-- Exercise aim --
Locate every line below that contains the word "content" and copy it.

(Data items)

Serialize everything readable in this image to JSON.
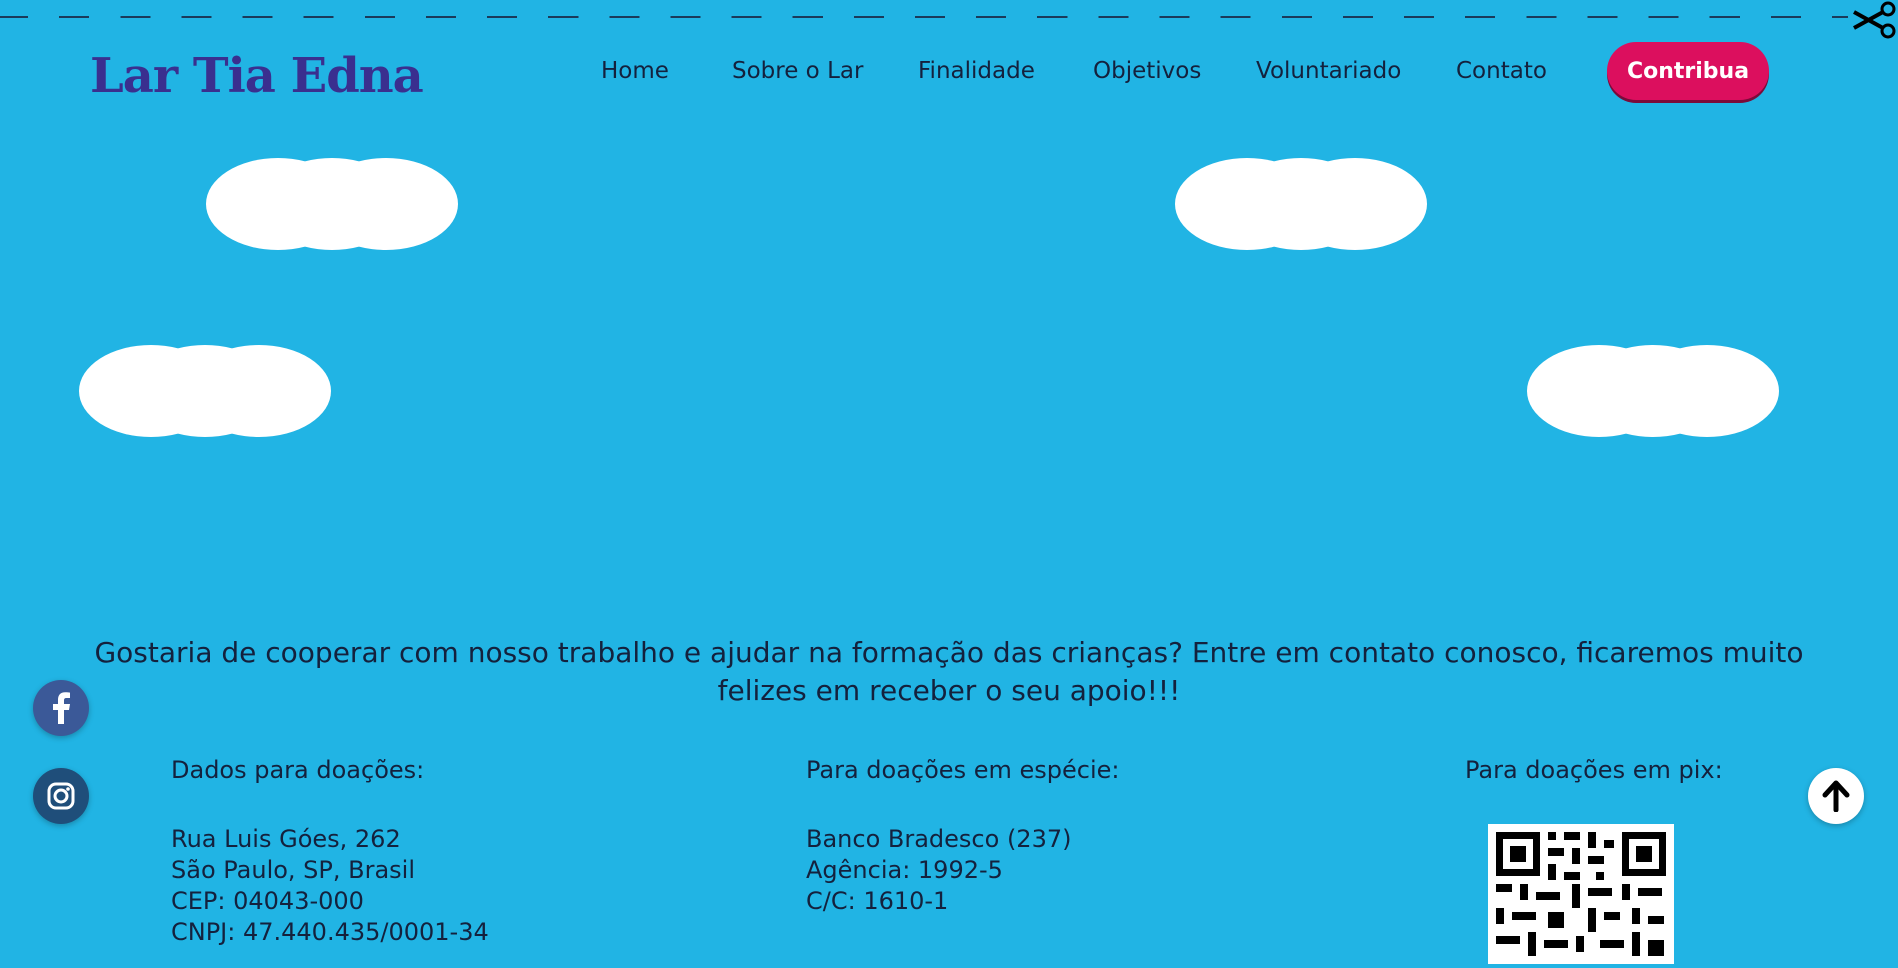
{
  "brand": {
    "logo_text": "Lar Tia Edna"
  },
  "nav": {
    "items": [
      "Home",
      "Sobre o Lar",
      "Finalidade",
      "Objetivos",
      "Voluntariado",
      "Contato"
    ],
    "cta_label": "Contribua"
  },
  "invite_text": "Gostaria de cooperar com nosso trabalho e ajudar na formação das crianças? Entre em contato conosco, ficaremos muito felizes em receber o seu apoio!!!",
  "donations": {
    "address": {
      "title": "Dados para doações:",
      "lines": [
        "Rua Luis Góes, 262",
        "São Paulo, SP, Brasil",
        "CEP: 04043-000",
        "CNPJ: 47.440.435/0001-34"
      ]
    },
    "bank": {
      "title": "Para doações em espécie:",
      "lines": [
        "Banco Bradesco (237)",
        "Agência: 1992-5",
        "C/C: 1610-1"
      ]
    },
    "pix": {
      "title": "Para doações em pix:"
    }
  },
  "icons": {
    "scissors": "scissors-icon",
    "facebook": "facebook-icon",
    "instagram": "instagram-icon",
    "scroll_top": "arrow-up-icon",
    "qr": "pix-qr-code"
  },
  "colors": {
    "background": "#21b4e4",
    "logo": "#3a2f8f",
    "cta": "#dc0f5e",
    "text": "#14213d"
  }
}
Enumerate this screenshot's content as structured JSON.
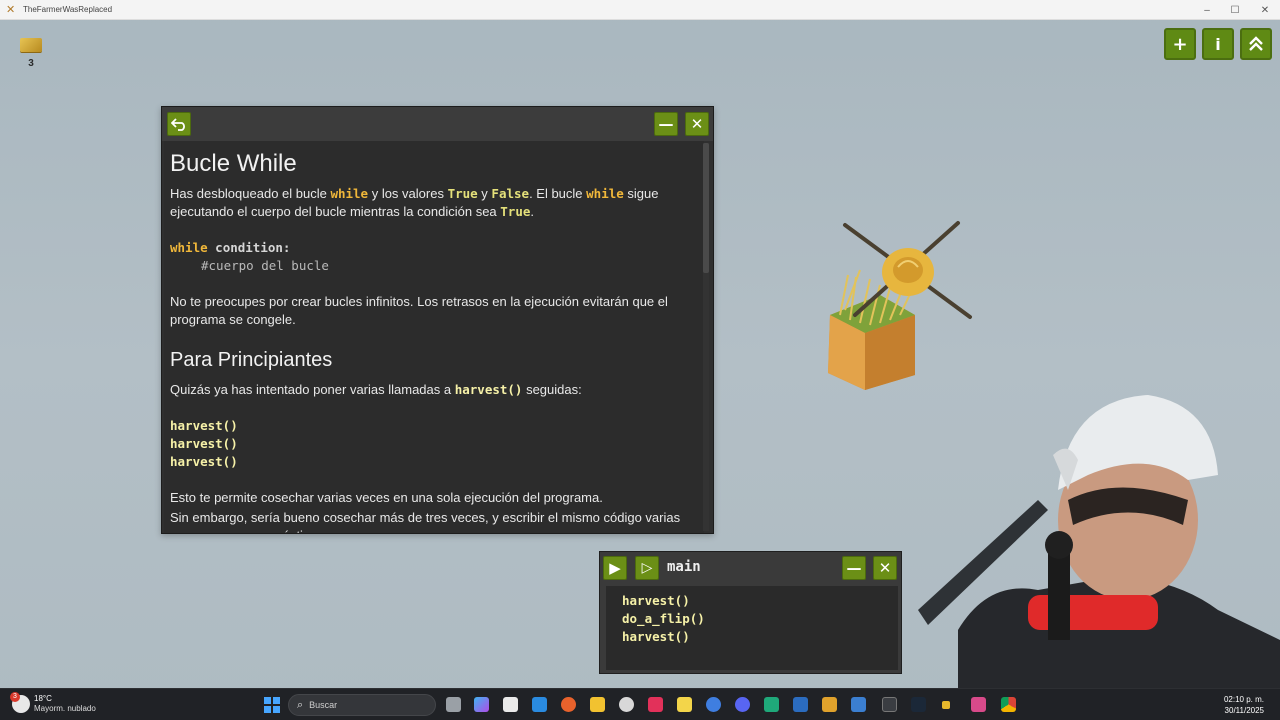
{
  "window": {
    "title": "TheFarmerWasReplaced",
    "minimize": "–",
    "maximize": "☐",
    "close": "✕"
  },
  "hud": {
    "gold_count": "3"
  },
  "top_buttons": {
    "add": "+",
    "info": "i",
    "collapse": "⌃"
  },
  "doc_window": {
    "back": "⮌",
    "minimize": "—",
    "close": "✕",
    "title": "Bucle While",
    "p1": {
      "a": "Has desbloqueado el bucle ",
      "k1": "while",
      "b": " y los valores ",
      "k2": "True",
      "c": " y ",
      "k3": "False",
      "d": ". El bucle ",
      "k4": "while",
      "e": " sigue ejecutando el cuerpo del bucle mientras la condición sea ",
      "k5": "True",
      "f": "."
    },
    "code1": {
      "kw": "while",
      "cond": " condition:",
      "comment": "#cuerpo del bucle"
    },
    "p2": "No te preocupes por crear bucles infinitos. Los retrasos en la ejecución evitarán que el programa se congele.",
    "subtitle": "Para Principiantes",
    "p3": {
      "a": "Quizás ya has intentado poner varias llamadas a ",
      "fn": "harvest()",
      "b": " seguidas:"
    },
    "code2": [
      "harvest()",
      "harvest()",
      "harvest()"
    ],
    "p4": "Esto te permite cosechar varias veces en una sola ejecución del programa.",
    "p5": "Sin embargo, sería bueno cosechar más de tres veces, y escribir el mismo código varias veces no es muy práctico."
  },
  "editor": {
    "run": "▶",
    "step": "▷",
    "name": "main",
    "minimize": "—",
    "close": "✕",
    "lines": [
      "harvest()",
      "do_a_flip()",
      "harvest()"
    ]
  },
  "taskbar": {
    "weather_temp": "18°C",
    "weather_desc": "Mayorm. nublado",
    "weather_badge": "3",
    "search_placeholder": "Buscar",
    "time": "02:10 p. m.",
    "date": "30/11/2025"
  }
}
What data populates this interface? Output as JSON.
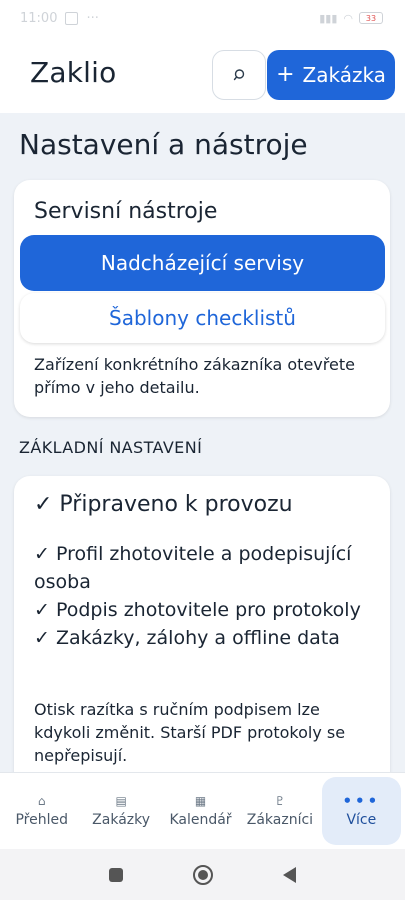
{
  "status_bar": {
    "time": "11:00",
    "dots": "···",
    "battery": "33"
  },
  "header": {
    "logo": "Zaklio",
    "search_icon": "search-icon",
    "add_icon": "plus-icon",
    "add_label": "Zakázka",
    "accent_color": "#1f66d9"
  },
  "page": {
    "title": "Nastavení a nástroje"
  },
  "service_tools": {
    "title": "Servisní nástroje",
    "primary_button": "Nadcházející servisy",
    "secondary_button": "Šablony checklistů",
    "note": "Zařízení konkrétního zákazníka otevřete přímo v jeho detailu."
  },
  "basic_settings": {
    "section_label": "ZÁKLADNÍ NASTAVENÍ",
    "ready_title": "✓ Připraveno k provozu",
    "checklist": [
      "✓  Profil zhotovitele a podepisující osoba",
      "✓  Podpis zhotovitele pro protokoly",
      "✓  Zakázky, zálohy a offline data"
    ],
    "note": "Otisk razítka s ručním podpisem lze kdykoli změnit. Starší PDF protokoly se nepřepisují."
  },
  "bottom_nav": {
    "items": [
      {
        "label": "Přehled",
        "icon": "home-icon",
        "glyph": "⌂"
      },
      {
        "label": "Zakázky",
        "icon": "list-icon",
        "glyph": "▤"
      },
      {
        "label": "Kalendář",
        "icon": "calendar-icon",
        "glyph": "▦"
      },
      {
        "label": "Zákazníci",
        "icon": "person-icon",
        "glyph": "♇"
      },
      {
        "label": "Více",
        "icon": "more-icon",
        "glyph": "•••"
      }
    ],
    "active_index": 4
  }
}
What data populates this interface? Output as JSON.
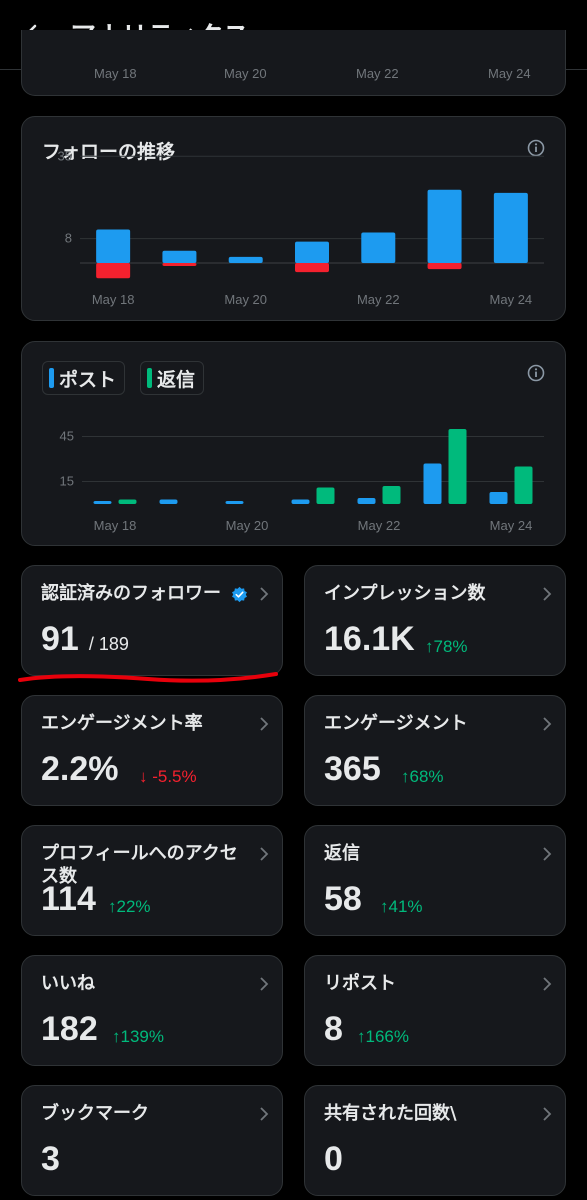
{
  "header": {
    "title": "アナリティクス"
  },
  "top_chart": {
    "x_labels": [
      "May 18",
      "May 20",
      "May 22",
      "May 24"
    ]
  },
  "followers_chart": {
    "title": "フォローの推移",
    "chart_data": {
      "type": "bar",
      "categories": [
        "May 18",
        "May 19",
        "May 20",
        "May 21",
        "May 22",
        "May 23",
        "May 24"
      ],
      "x_tick_labels": [
        "May 18",
        "May 20",
        "May 22",
        "May 24"
      ],
      "y_ticks": [
        "35",
        "8"
      ],
      "series": [
        {
          "values": [
            11,
            4,
            2,
            7,
            10,
            24,
            23
          ],
          "color": "#1d9bf0"
        },
        {
          "values": [
            -5,
            -1,
            0,
            -3,
            0,
            -2,
            0
          ],
          "color": "#f4212e"
        }
      ]
    }
  },
  "posts_chart": {
    "legend": {
      "posts": "ポスト",
      "replies": "返信"
    },
    "chart_data": {
      "type": "bar",
      "categories": [
        "May 18",
        "May 19",
        "May 20",
        "May 21",
        "May 22",
        "May 23",
        "May 24"
      ],
      "x_tick_labels": [
        "May 18",
        "May 20",
        "May 22",
        "May 24"
      ],
      "y_ticks": [
        "45",
        "15"
      ],
      "series": [
        {
          "name": "ポスト",
          "values": [
            2,
            3,
            2,
            3,
            4,
            27,
            8
          ],
          "color": "#1d9bf0"
        },
        {
          "name": "返信",
          "values": [
            3,
            0,
            0,
            11,
            12,
            50,
            25
          ],
          "color": "#00ba7c"
        }
      ]
    }
  },
  "metrics": {
    "verified_followers": {
      "label": "認証済みのフォロワー",
      "value": "91",
      "sub": "/ 189"
    },
    "impressions": {
      "label": "インプレッション数",
      "value": "16.1K",
      "change": "↑78%"
    },
    "engagement_rate": {
      "label": "エンゲージメント率",
      "value": "2.2%",
      "change": "↓ -5.5%"
    },
    "engagements": {
      "label": "エンゲージメント",
      "value": "365",
      "change": "↑68%"
    },
    "profile_visits": {
      "label": "プロフィールへのアクセス数",
      "value": "114",
      "change": "↑22%"
    },
    "replies": {
      "label": "返信",
      "value": "58",
      "change": "↑41%"
    },
    "likes": {
      "label": "いいね",
      "value": "182",
      "change": "↑139%"
    },
    "reposts": {
      "label": "リポスト",
      "value": "8",
      "change": "↑166%"
    },
    "bookmarks": {
      "label": "ブックマーク",
      "value": "3"
    },
    "shares": {
      "label": "共有された回数\\",
      "value": "0"
    }
  },
  "colors": {
    "accent": "#1d9bf0",
    "positive": "#00ba7c",
    "negative": "#f4212e",
    "annotation": "#e8000b"
  }
}
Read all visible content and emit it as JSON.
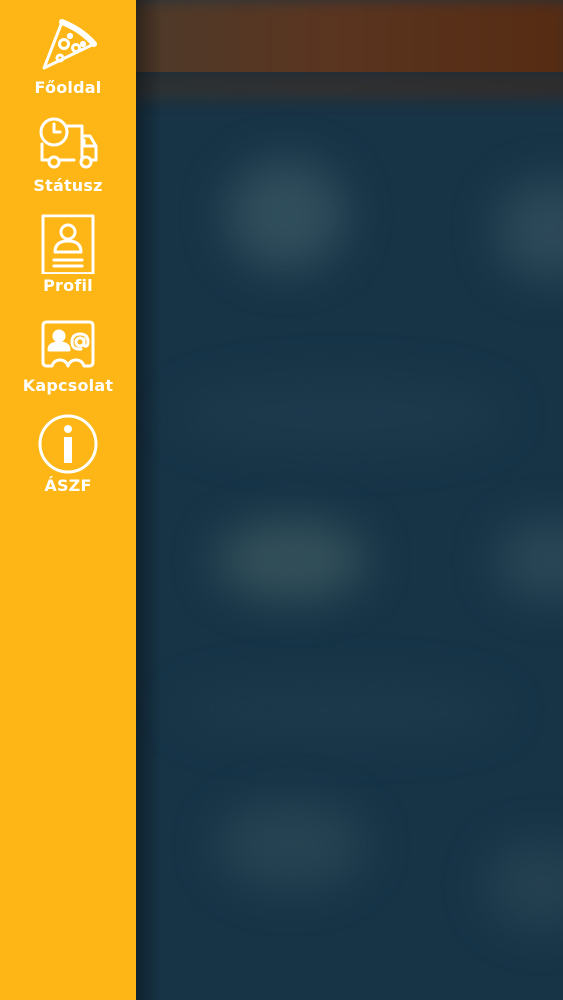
{
  "sidebar": {
    "background": "#FDB615",
    "items": [
      {
        "label": "Főoldal",
        "icon": "pizza-slice-icon"
      },
      {
        "label": "Státusz",
        "icon": "delivery-truck-clock-icon"
      },
      {
        "label": "Profil",
        "icon": "profile-card-icon"
      },
      {
        "label": "Kapcsolat",
        "icon": "contact-card-icon"
      },
      {
        "label": "ÁSZF",
        "icon": "info-icon"
      }
    ]
  },
  "colors": {
    "sidebar": "#FDB615",
    "icon_and_text": "#FFFFFF",
    "background_main": "#173447",
    "background_header": "#562B12"
  }
}
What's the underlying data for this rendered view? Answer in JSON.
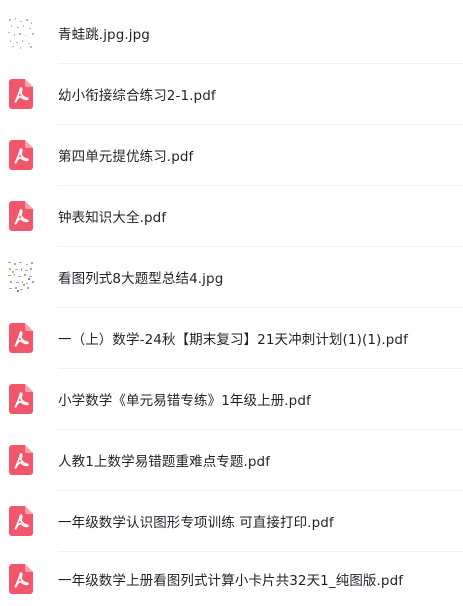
{
  "colors": {
    "pdf_icon": "#f1566a",
    "text": "#1f2329",
    "divider": "#f1f1f3"
  },
  "files": [
    {
      "name": "青蛙跳.jpg.jpg",
      "icon": "image-thumbnail-icon"
    },
    {
      "name": "幼小衔接综合练习2-1.pdf",
      "icon": "pdf-icon"
    },
    {
      "name": "第四单元提优练习.pdf",
      "icon": "pdf-icon"
    },
    {
      "name": "钟表知识大全.pdf",
      "icon": "pdf-icon"
    },
    {
      "name": "看图列式8大题型总结4.jpg",
      "icon": "image-thumbnail-icon"
    },
    {
      "name": "一（上）数学-24秋【期末复习】21天冲刺计划(1)(1).pdf",
      "icon": "pdf-icon"
    },
    {
      "name": "小学数学《单元易错专练》1年级上册.pdf",
      "icon": "pdf-icon"
    },
    {
      "name": "人教1上数学易错题重难点专题.pdf",
      "icon": "pdf-icon"
    },
    {
      "name": "一年级数学认识图形专项训练 可直接打印.pdf",
      "icon": "pdf-icon"
    },
    {
      "name": "一年级数学上册看图列式计算小卡片共32天1_纯图版.pdf",
      "icon": "pdf-icon"
    }
  ]
}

-- Correct response --
Enumerate this screenshot's content as structured JSON.
Read all visible content and emit it as JSON.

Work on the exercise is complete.